[start of Data listing]

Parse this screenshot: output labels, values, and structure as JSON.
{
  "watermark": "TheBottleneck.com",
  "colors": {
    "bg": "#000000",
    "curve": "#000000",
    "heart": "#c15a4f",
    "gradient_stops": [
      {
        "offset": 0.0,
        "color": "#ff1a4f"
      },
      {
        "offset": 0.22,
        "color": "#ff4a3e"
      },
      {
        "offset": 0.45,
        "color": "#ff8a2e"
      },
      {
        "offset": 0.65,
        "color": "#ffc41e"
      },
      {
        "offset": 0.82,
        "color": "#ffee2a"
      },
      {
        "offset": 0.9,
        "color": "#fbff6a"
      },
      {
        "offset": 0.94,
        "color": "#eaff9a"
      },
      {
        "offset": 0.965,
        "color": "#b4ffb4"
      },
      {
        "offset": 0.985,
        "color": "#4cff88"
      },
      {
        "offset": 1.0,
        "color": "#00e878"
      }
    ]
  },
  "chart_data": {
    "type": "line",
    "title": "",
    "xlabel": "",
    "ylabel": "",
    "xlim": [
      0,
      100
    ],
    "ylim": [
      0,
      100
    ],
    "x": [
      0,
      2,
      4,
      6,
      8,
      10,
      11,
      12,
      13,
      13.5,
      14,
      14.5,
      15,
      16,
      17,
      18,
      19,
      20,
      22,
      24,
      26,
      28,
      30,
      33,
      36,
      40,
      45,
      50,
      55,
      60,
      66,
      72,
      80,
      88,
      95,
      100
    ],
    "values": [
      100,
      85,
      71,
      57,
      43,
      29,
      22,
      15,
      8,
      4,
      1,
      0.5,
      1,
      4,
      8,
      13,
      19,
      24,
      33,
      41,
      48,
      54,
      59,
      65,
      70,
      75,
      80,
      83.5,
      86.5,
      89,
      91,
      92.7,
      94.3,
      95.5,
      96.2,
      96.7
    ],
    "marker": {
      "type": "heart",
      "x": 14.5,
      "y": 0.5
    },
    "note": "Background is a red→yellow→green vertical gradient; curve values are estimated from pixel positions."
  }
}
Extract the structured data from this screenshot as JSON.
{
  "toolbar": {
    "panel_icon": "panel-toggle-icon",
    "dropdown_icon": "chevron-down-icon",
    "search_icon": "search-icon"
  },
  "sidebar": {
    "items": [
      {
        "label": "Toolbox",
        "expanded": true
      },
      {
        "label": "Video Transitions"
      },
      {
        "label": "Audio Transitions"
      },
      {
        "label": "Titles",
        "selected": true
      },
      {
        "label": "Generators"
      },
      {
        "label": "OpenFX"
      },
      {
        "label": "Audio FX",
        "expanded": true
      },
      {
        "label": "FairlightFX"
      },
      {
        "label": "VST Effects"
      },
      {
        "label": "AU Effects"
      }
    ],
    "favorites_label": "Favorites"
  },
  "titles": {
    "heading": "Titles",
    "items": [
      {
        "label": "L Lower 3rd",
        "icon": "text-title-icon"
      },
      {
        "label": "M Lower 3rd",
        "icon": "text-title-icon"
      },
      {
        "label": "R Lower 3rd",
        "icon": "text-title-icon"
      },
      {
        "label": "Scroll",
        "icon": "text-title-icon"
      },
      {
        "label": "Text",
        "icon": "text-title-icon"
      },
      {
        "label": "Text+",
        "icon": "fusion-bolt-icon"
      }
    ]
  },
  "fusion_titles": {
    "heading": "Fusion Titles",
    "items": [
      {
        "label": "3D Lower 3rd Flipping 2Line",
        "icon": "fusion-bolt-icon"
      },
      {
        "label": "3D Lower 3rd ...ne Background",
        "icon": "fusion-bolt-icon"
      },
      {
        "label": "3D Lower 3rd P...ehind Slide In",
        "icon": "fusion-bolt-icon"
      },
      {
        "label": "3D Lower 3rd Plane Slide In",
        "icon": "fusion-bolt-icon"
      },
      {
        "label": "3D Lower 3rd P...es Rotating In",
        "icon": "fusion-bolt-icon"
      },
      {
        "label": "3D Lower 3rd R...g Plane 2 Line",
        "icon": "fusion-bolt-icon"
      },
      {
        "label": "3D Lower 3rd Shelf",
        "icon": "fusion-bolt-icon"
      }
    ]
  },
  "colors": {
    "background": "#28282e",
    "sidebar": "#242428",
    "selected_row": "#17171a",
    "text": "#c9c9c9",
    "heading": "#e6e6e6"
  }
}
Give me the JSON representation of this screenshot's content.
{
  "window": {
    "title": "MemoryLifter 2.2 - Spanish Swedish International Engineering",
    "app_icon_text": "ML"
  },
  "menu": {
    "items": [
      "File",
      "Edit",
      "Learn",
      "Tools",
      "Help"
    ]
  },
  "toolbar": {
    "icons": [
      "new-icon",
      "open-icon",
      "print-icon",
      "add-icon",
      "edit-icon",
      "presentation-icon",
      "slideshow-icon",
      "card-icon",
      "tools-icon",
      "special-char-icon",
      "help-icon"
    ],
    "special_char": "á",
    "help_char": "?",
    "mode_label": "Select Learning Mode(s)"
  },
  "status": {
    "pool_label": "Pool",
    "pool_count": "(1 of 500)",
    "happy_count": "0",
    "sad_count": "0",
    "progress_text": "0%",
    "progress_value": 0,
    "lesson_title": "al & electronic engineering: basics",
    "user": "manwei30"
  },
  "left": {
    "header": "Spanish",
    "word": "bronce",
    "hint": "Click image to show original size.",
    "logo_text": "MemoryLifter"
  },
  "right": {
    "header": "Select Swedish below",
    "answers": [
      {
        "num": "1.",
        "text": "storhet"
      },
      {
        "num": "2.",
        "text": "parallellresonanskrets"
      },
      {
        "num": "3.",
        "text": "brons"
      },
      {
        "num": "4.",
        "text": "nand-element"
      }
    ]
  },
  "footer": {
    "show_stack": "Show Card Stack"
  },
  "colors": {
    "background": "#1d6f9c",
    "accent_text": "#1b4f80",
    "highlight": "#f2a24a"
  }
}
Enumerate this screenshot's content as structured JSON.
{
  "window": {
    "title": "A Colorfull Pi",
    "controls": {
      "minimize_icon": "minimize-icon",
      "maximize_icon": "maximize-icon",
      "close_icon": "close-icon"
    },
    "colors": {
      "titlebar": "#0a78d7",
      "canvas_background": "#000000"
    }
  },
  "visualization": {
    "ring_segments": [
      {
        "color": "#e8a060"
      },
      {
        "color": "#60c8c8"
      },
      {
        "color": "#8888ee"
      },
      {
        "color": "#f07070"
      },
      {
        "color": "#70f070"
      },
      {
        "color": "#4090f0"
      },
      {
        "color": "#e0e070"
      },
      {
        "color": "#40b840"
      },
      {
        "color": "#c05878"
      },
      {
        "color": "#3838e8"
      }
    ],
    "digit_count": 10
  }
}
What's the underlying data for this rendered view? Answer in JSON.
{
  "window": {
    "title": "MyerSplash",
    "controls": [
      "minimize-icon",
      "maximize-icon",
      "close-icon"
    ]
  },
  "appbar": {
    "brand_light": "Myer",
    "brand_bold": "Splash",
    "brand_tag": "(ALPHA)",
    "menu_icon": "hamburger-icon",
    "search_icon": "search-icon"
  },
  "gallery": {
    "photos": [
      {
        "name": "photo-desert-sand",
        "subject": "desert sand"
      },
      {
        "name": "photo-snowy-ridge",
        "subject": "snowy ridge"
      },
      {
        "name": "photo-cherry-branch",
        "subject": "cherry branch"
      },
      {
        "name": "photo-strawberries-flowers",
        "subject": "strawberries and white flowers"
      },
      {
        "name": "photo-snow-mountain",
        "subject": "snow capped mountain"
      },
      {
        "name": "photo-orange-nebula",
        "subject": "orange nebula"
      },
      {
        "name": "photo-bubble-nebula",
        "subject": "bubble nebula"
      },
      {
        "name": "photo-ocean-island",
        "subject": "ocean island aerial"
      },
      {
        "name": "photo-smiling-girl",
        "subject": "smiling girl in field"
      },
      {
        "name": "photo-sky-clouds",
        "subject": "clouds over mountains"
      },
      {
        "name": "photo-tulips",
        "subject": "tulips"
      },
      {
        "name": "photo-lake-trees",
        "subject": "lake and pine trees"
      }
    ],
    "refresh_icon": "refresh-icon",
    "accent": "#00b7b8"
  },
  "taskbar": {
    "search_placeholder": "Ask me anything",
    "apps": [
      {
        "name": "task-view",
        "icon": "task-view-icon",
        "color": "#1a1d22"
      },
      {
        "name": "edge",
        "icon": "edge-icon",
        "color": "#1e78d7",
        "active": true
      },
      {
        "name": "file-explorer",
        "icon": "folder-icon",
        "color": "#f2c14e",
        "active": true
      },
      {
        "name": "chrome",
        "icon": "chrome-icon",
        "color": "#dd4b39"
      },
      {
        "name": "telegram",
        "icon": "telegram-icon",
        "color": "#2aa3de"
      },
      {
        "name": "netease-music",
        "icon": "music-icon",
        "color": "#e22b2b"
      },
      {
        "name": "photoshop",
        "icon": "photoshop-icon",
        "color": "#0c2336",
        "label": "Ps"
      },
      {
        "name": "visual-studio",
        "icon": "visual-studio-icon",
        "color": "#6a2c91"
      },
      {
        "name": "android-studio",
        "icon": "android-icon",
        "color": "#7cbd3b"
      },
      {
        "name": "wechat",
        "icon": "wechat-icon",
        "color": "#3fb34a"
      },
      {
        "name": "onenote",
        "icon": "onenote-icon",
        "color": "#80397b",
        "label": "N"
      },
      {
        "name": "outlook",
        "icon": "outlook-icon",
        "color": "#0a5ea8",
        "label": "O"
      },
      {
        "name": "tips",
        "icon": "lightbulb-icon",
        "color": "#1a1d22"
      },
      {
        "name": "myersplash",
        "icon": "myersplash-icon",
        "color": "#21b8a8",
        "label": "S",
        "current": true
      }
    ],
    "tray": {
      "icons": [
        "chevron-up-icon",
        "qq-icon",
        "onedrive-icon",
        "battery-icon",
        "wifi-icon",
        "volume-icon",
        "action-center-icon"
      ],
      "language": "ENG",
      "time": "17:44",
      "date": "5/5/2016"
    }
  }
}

[end of Data listing]

Exercise description
Show, from the listing above, each line that contains the word "content".

Problem solution
Give me the JSON representation of this screenshot's content.
Enumerate this screenshot's content as structured JSON.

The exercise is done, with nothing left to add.